> [Exercise objective]:
Pictures are not part of the copy; repeat everything else in the records exactly.

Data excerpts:
========
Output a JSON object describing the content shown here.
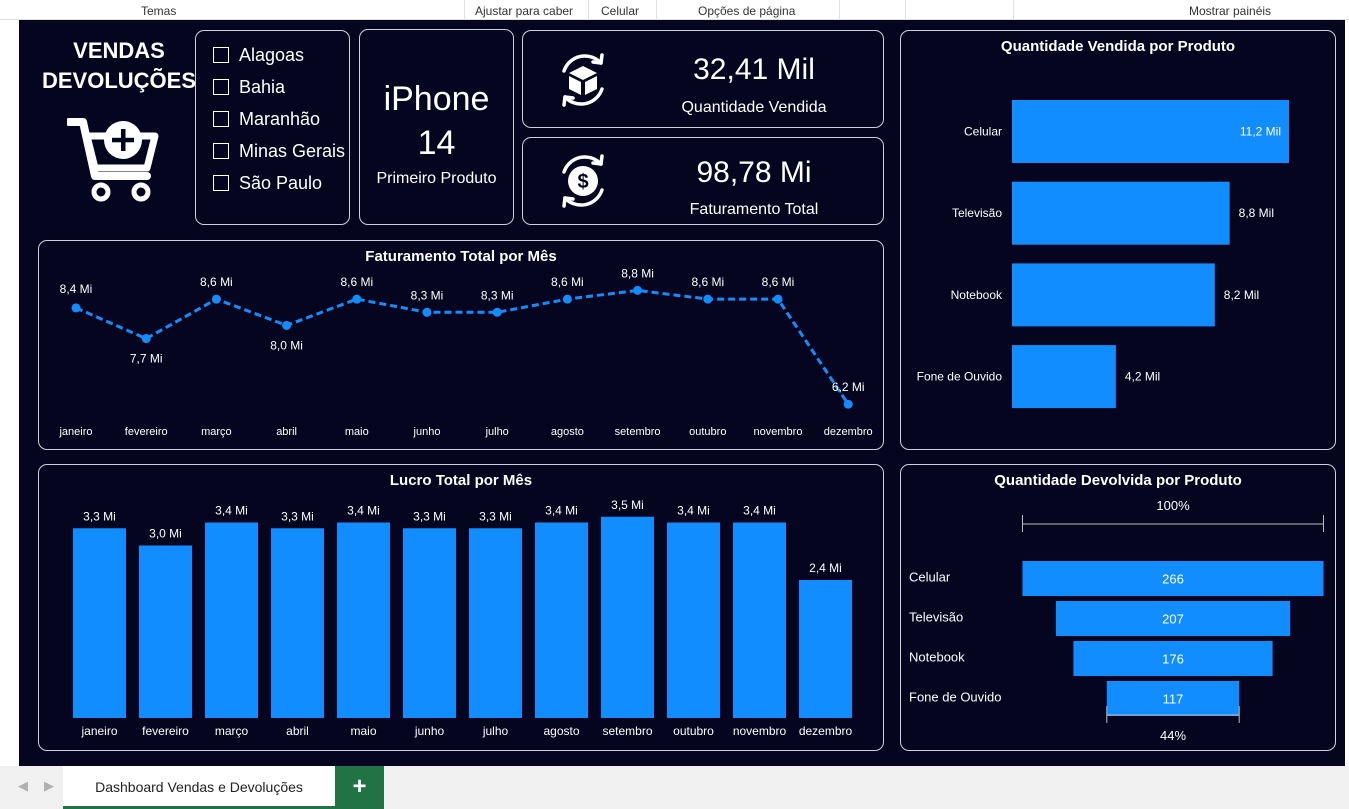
{
  "ribbon": {
    "labels": [
      "Temas",
      "Ajustar para caber",
      "Celular",
      "Opções de página",
      "Mostrar painéis"
    ]
  },
  "header": {
    "title_line1": "VENDAS",
    "title_line2": "DEVOLUÇÕES"
  },
  "filter": {
    "items": [
      "Alagoas",
      "Bahia",
      "Maranhão",
      "Minas Gerais",
      "São Paulo"
    ]
  },
  "first_product": {
    "name_line1": "iPhone",
    "name_line2": "14",
    "caption": "Primeiro Produto"
  },
  "kpis": {
    "quantity": {
      "value": "32,41 Mil",
      "label": "Quantidade Vendida",
      "icon": "box-icon"
    },
    "revenue": {
      "value": "98,78 Mi",
      "label": "Faturamento Total",
      "icon": "dollar-coin-icon"
    }
  },
  "colors": {
    "background": "#050520",
    "accent": "#118dff",
    "text": "#ffffff",
    "border": "#d0d0dc"
  },
  "chart_data": [
    {
      "type": "line",
      "title": "Faturamento Total por Mês",
      "categories": [
        "janeiro",
        "fevereiro",
        "março",
        "abril",
        "maio",
        "junho",
        "julho",
        "agosto",
        "setembro",
        "outubro",
        "novembro",
        "dezembro"
      ],
      "values": [
        8.4,
        7.7,
        8.6,
        8.0,
        8.6,
        8.3,
        8.3,
        8.6,
        8.8,
        8.6,
        8.6,
        6.2
      ],
      "labels": [
        "8,4 Mi",
        "7,7 Mi",
        "8,6 Mi",
        "8,0 Mi",
        "8,6 Mi",
        "8,3 Mi",
        "8,3 Mi",
        "8,6 Mi",
        "8,8 Mi",
        "8,6 Mi",
        "8,6 Mi",
        "6,2 Mi"
      ],
      "style": "dashed",
      "grid": false
    },
    {
      "type": "bar",
      "title": "Lucro Total por Mês",
      "categories": [
        "janeiro",
        "fevereiro",
        "março",
        "abril",
        "maio",
        "junho",
        "julho",
        "agosto",
        "setembro",
        "outubro",
        "novembro",
        "dezembro"
      ],
      "values": [
        3.3,
        3.0,
        3.4,
        3.3,
        3.4,
        3.3,
        3.3,
        3.4,
        3.5,
        3.4,
        3.4,
        2.4
      ],
      "labels": [
        "3,3 Mi",
        "3,0 Mi",
        "3,4 Mi",
        "3,3 Mi",
        "3,4 Mi",
        "3,3 Mi",
        "3,3 Mi",
        "3,4 Mi",
        "3,5 Mi",
        "3,4 Mi",
        "3,4 Mi",
        "2,4 Mi"
      ],
      "grid": false
    },
    {
      "type": "bar",
      "orientation": "horizontal",
      "title": "Quantidade Vendida por Produto",
      "categories": [
        "Celular",
        "Televisão",
        "Notebook",
        "Fone de Ouvido"
      ],
      "values": [
        11.2,
        8.8,
        8.2,
        4.2
      ],
      "labels": [
        "11,2 Mil",
        "8,8 Mil",
        "8,2 Mil",
        "4,2 Mil"
      ]
    },
    {
      "type": "bar",
      "orientation": "funnel",
      "title": "Quantidade Devolvida por Produto",
      "categories": [
        "Celular",
        "Televisão",
        "Notebook",
        "Fone de Ouvido"
      ],
      "values": [
        266,
        207,
        176,
        117
      ],
      "labels": [
        "266",
        "207",
        "176",
        "117"
      ],
      "top_percent": "100%",
      "bottom_percent": "44%"
    }
  ],
  "tabs": {
    "active": "Dashboard Vendas e Devoluções",
    "add_label": "+"
  }
}
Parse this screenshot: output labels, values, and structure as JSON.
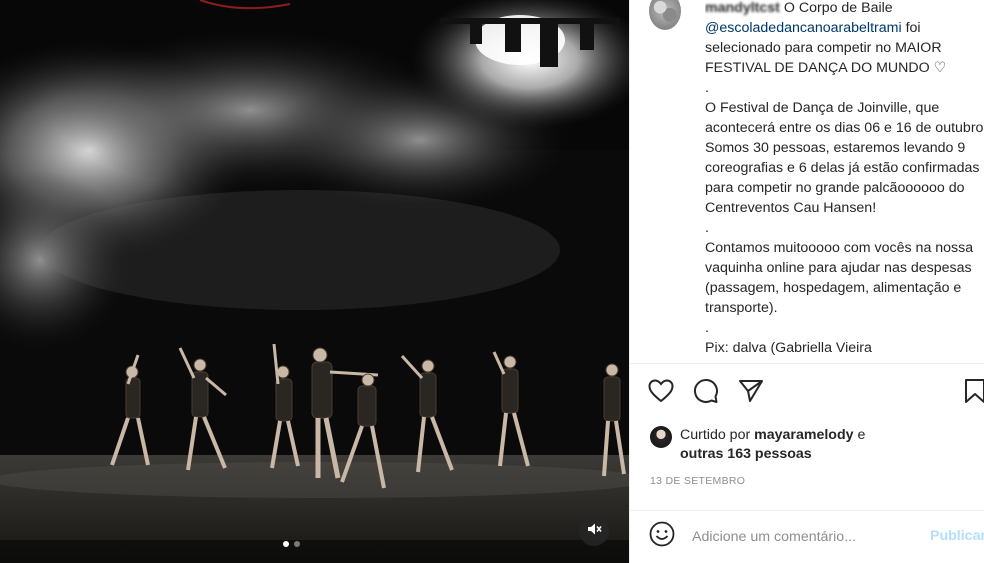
========
> [Answer to this exercise]:
Output a JSON object describing the content shown here.
{
  "ribbon": {
    "labels": [
      "Temas",
      "Ajustar para caber",
      "Celular",
      "Opções de página",
      "Mostrar painéis"
    ]
  },
  "header": {
    "title_line1": "VENDAS",
    "title_line2": "DEVOLUÇÕES"
  },
  "filter": {
    "items": [
      "Alagoas",
      "Bahia",
      "Maranhão",
      "Minas Gerais",
      "São Paulo"
    ]
  },
  "first_product": {
    "name_line1": "iPhone",
    "name_line2": "14",
    "caption": "Primeiro Produto"
  },
  "kpis": {
    "quantity": {
      "value": "32,41 Mil",
      "label": "Quantidade Vendida",
      "icon": "box-icon"
    },
    "revenue": {
      "value": "98,78 Mi",
      "label": "Faturamento Total",
      "icon": "dollar-coin-icon"
    }
  },
  "colors": {
    "background": "#050520",
    "accent": "#118dff",
    "text": "#ffffff",
    "border": "#d0d0dc"
  },
  "chart_data": [
    {
      "type": "line",
      "title": "Faturamento Total por Mês",
      "categories": [
        "janeiro",
        "fevereiro",
        "março",
        "abril",
        "maio",
        "junho",
        "julho",
        "agosto",
        "setembro",
        "outubro",
        "novembro",
        "dezembro"
      ],
      "values": [
        8.4,
        7.7,
        8.6,
        8.0,
        8.6,
        8.3,
        8.3,
        8.6,
        8.8,
        8.6,
        8.6,
        6.2
      ],
      "labels": [
        "8,4 Mi",
        "7,7 Mi",
        "8,6 Mi",
        "8,0 Mi",
        "8,6 Mi",
        "8,3 Mi",
        "8,3 Mi",
        "8,6 Mi",
        "8,8 Mi",
        "8,6 Mi",
        "8,6 Mi",
        "6,2 Mi"
      ],
      "style": "dashed",
      "grid": false
    },
    {
      "type": "bar",
      "title": "Lucro Total por Mês",
      "categories": [
        "janeiro",
        "fevereiro",
        "março",
        "abril",
        "maio",
        "junho",
        "julho",
        "agosto",
        "setembro",
        "outubro",
        "novembro",
        "dezembro"
      ],
      "values": [
        3.3,
        3.0,
        3.4,
        3.3,
        3.4,
        3.3,
        3.3,
        3.4,
        3.5,
        3.4,
        3.4,
        2.4
      ],
      "labels": [
        "3,3 Mi",
        "3,0 Mi",
        "3,4 Mi",
        "3,3 Mi",
        "3,4 Mi",
        "3,3 Mi",
        "3,3 Mi",
        "3,4 Mi",
        "3,5 Mi",
        "3,4 Mi",
        "3,4 Mi",
        "2,4 Mi"
      ],
      "grid": false
    },
    {
      "type": "bar",
      "orientation": "horizontal",
      "title": "Quantidade Vendida por Produto",
      "categories": [
        "Celular",
        "Televisão",
        "Notebook",
        "Fone de Ouvido"
      ],
      "values": [
        11.2,
        8.8,
        8.2,
        4.2
      ],
      "labels": [
        "11,2 Mil",
        "8,8 Mil",
        "8,2 Mil",
        "4,2 Mil"
      ]
    },
    {
      "type": "bar",
      "orientation": "funnel",
      "title": "Quantidade Devolvida por Produto",
      "categories": [
        "Celular",
        "Televisão",
        "Notebook",
        "Fone de Ouvido"
      ],
      "values": [
        266,
        207,
        176,
        117
      ],
      "labels": [
        "266",
        "207",
        "176",
        "117"
      ],
      "top_percent": "100%",
      "bottom_percent": "44%"
    }
  ],
  "tabs": {
    "active": "Dashboard Vendas e Devoluções",
    "add_label": "+"
  }
}
Parse this screenshot: output labels, values, and structure as JSON.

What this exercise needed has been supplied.